以下のタンザニアのチンパンジー研究についての本文を、一字一句変えずに全文書き写せ。

= 本文抜粋 =
=-=-=

研究内容

 1.タンザニアの疎開林地帯に暮らす

    チンパンジーの生態と行動

 チンパンジー(Pan troglodytes)は,アフリカの熱帯雨林地帯を分布の中心としつつも,乾燥した疎開林地帯にも生息しています.本調査地であるタンザニアの疎開林地帯はチンパンジーの生息域の中で最も乾燥している地域の1つです.

 疎開林地帯では, 木がまばらな疎開林が86%を占めており,常緑林は2%のみです.熱帯雨林にはいない大型肉食獣であるライオンが生息しています.また,乾季には多くの川の支流が干上がるような非常に乾燥した環境です.



疎開林地帯のチンパンジーの頭数

チンパンジーは毎晩樹上にベッドを作ります.このベッドを調査し,Bed Count法とDistanceプログラムを用いて,タンザニアの疎開林地帯各地のチンパンジーの頭数を算出しました.チンパンジーは0.01-0.12頭/km2で,70年代に比べて減少していました.

Yoshikawa, M., Ogawa, H., Sakamaki, T., & Idani, G. Population density of chimpanzees in Tanzania. Pan Africa News, 15(2): pp 17-20, 2008

どこで眠るか

ベッドと植生データ,地形データや衛星画像を地理情報システム (GIS)と画像解析ソフト(ERADAS Imagine)で分析をして,一般化線形モデルを使い,泊り場の環境を分析しました.疎開林地帯ではチンパンジーは常緑林と傾斜地の樹上によく泊まっていました.捕食回避や飲み水の確保といった要因が関係すると考えられました.

=-=-=

= 提供データ =
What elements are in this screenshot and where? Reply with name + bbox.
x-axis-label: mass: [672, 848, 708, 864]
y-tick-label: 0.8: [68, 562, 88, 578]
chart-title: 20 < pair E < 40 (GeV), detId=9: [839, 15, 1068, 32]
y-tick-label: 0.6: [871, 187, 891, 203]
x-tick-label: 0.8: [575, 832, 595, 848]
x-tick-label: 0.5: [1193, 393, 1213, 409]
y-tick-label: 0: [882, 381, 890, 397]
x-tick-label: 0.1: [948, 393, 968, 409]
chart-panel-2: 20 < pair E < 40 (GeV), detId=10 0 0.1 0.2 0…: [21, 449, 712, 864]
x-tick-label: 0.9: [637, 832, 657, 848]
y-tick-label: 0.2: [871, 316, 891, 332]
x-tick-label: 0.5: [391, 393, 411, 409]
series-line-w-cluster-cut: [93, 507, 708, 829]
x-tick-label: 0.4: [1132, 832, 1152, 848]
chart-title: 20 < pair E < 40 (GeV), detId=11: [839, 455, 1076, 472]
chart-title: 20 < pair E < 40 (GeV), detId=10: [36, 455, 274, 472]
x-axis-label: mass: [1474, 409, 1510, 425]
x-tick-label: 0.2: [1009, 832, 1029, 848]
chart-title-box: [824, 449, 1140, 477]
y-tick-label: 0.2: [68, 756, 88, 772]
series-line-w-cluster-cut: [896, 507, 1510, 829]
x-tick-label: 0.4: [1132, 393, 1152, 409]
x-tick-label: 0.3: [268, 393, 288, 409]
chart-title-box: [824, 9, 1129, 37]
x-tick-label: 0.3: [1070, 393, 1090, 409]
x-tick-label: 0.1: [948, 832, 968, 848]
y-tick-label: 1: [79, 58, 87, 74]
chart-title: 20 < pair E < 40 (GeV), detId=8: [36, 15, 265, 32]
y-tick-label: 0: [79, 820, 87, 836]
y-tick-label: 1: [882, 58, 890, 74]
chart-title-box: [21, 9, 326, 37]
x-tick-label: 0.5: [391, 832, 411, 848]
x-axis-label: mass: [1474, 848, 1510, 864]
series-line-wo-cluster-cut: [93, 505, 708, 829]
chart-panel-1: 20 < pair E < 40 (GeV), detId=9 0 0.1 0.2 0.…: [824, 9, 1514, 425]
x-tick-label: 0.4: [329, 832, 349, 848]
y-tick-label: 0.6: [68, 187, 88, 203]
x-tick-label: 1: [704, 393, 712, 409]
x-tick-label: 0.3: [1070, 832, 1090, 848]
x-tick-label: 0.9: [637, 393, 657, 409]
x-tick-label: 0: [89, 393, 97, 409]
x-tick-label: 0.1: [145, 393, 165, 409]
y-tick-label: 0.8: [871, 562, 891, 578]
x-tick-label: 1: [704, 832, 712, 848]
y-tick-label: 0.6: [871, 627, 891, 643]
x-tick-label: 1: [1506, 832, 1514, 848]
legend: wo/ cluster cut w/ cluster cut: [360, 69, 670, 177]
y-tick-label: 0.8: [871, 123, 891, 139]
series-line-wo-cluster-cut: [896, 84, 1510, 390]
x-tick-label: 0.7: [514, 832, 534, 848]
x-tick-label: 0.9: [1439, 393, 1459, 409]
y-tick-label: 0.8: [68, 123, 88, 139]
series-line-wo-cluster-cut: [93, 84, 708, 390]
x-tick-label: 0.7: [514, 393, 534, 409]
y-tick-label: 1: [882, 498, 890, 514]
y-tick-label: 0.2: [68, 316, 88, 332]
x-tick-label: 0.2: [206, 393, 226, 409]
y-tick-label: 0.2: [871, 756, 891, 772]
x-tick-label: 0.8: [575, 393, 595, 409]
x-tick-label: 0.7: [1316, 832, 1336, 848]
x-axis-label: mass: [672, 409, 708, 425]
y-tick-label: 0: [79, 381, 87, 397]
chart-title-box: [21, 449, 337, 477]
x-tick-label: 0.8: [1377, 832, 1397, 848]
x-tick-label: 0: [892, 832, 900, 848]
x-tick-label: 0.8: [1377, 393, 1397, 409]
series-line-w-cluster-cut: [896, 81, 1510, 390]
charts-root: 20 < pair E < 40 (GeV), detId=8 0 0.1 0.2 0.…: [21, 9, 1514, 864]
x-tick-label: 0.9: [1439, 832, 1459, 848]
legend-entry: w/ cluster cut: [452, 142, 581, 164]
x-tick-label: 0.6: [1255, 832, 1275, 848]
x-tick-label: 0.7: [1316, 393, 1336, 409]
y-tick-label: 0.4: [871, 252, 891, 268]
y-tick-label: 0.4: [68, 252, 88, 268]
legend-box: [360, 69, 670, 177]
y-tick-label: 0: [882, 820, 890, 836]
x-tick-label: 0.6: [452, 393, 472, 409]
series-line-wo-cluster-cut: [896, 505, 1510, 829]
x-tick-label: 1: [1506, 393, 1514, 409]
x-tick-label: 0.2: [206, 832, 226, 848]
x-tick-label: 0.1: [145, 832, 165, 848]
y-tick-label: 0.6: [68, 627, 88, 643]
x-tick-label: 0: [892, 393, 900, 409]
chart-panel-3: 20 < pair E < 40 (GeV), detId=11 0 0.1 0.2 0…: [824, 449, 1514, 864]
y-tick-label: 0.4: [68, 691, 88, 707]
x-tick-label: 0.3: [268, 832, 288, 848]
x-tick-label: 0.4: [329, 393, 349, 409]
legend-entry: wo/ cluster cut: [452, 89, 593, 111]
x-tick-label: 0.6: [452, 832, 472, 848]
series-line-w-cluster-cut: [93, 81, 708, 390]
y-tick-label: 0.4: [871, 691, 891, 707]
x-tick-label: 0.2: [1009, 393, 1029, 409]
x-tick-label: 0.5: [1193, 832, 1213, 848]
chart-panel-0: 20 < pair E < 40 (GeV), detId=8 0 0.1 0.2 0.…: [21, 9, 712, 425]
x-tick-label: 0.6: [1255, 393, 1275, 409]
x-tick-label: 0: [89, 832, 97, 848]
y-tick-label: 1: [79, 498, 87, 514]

=-=-=

= 解答欄 =
研究内容

 1.タンザニアの疎開林地帯に暮らす

    チンパンジーの生態と行動

 チンパンジー(Pan troglodytes)は,アフリカの熱帯雨林地帯を分布の中心としつつも,乾燥した疎開林地帯にも生息しています.本調査地であるタンザニアの疎開林地帯はチンパンジーの生息域の中で最も乾燥している地域の1つです.

 疎開林地帯では, 木がまばらな疎開林が86%を占めており,常緑林は2%のみです.熱帯雨林にはいない大型肉食獣であるライオンが生息しています.また,乾季には多くの川の支流が干上がるような非常に乾燥した環境です.



疎開林地帯のチンパンジーの頭数

チンパンジーは毎晩樹上にベッドを作ります.このベッドを調査し,Bed Count法とDistanceプログラムを用いて,タンザニアの疎開林地帯各地のチンパンジーの頭数を算出しました.チンパンジーは0.01-0.12頭/km2で,70年代に比べて減少していました.

Yoshikawa, M., Ogawa, H., Sakamaki, T., & Idani, G. Population density of chimpanzees in Tanzania. Pan Africa News, 15(2): pp 17-20, 2008

どこで眠るか

ベッドと植生データ,地形データや衛星画像を地理情報システム (GIS)と画像解析ソフト(ERADAS Imagine)で分析をして,一般化線形モデルを使い,泊り場の環境を分析しました.疎開林地帯ではチンパンジーは常緑林と傾斜地の樹上によく泊まっていました.捕食回避や飲み水の確保といった要因が関係すると考えられました.